* _Written task_: Make an exact copy of the lines below.

[Begin]

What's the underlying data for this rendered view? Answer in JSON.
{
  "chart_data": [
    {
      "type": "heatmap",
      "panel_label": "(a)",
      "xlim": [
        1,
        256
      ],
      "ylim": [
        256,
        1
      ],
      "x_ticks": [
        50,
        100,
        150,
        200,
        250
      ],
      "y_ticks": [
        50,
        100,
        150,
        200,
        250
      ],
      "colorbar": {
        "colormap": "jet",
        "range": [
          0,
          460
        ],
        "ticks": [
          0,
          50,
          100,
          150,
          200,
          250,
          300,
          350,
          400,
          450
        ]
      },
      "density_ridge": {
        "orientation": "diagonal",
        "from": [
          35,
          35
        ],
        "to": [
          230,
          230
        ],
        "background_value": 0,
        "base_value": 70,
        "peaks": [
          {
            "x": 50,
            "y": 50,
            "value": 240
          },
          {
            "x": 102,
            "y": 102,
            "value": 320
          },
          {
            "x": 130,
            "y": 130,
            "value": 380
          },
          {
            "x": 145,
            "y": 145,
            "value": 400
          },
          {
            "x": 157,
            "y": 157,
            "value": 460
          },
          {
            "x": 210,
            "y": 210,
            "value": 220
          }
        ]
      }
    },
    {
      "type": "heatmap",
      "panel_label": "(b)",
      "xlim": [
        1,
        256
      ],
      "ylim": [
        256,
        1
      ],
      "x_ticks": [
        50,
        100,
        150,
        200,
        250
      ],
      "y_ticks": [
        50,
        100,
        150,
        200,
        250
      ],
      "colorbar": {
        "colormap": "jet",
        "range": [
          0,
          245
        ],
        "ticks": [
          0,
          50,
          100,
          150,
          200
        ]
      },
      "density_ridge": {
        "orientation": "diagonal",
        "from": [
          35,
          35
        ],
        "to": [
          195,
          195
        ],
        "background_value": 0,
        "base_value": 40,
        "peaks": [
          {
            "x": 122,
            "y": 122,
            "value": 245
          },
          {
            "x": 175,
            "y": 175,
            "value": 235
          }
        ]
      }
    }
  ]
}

[End]

* _Exercise answer_:
What's the underlying data for this rendered view? Answer in JSON.
{
  "chart_data": [
    {
      "type": "heatmap",
      "panel_label": "(a)",
      "xlim": [
        1,
        256
      ],
      "ylim": [
        256,
        1
      ],
      "x_ticks": [
        50,
        100,
        150,
        200,
        250
      ],
      "y_ticks": [
        50,
        100,
        150,
        200,
        250
      ],
      "colorbar": {
        "colormap": "jet",
        "range": [
          0,
          460
        ],
        "ticks": [
          0,
          50,
          100,
          150,
          200,
          250,
          300,
          350,
          400,
          450
        ]
      },
      "density_ridge": {
        "orientation": "diagonal",
        "from": [
          35,
          35
        ],
        "to": [
          230,
          230
        ],
        "background_value": 0,
        "base_value": 70,
        "peaks": [
          {
            "x": 50,
            "y": 50,
            "value": 240
          },
          {
            "x": 102,
            "y": 102,
            "value": 320
          },
          {
            "x": 130,
            "y": 130,
            "value": 380
          },
          {
            "x": 145,
            "y": 145,
            "value": 400
          },
          {
            "x": 157,
            "y": 157,
            "value": 460
          },
          {
            "x": 210,
            "y": 210,
            "value": 220
          }
        ]
      }
    },
    {
      "type": "heatmap",
      "panel_label": "(b)",
      "xlim": [
        1,
        256
      ],
      "ylim": [
        256,
        1
      ],
      "x_ticks": [
        50,
        100,
        150,
        200,
        250
      ],
      "y_ticks": [
        50,
        100,
        150,
        200,
        250
      ],
      "colorbar": {
        "colormap": "jet",
        "range": [
          0,
          245
        ],
        "ticks": [
          0,
          50,
          100,
          150,
          200
        ]
      },
      "density_ridge": {
        "orientation": "diagonal",
        "from": [
          35,
          35
        ],
        "to": [
          195,
          195
        ],
        "background_value": 0,
        "base_value": 40,
        "peaks": [
          {
            "x": 122,
            "y": 122,
            "value": 245
          },
          {
            "x": 175,
            "y": 175,
            "value": 235
          }
        ]
      }
    }
  ]
}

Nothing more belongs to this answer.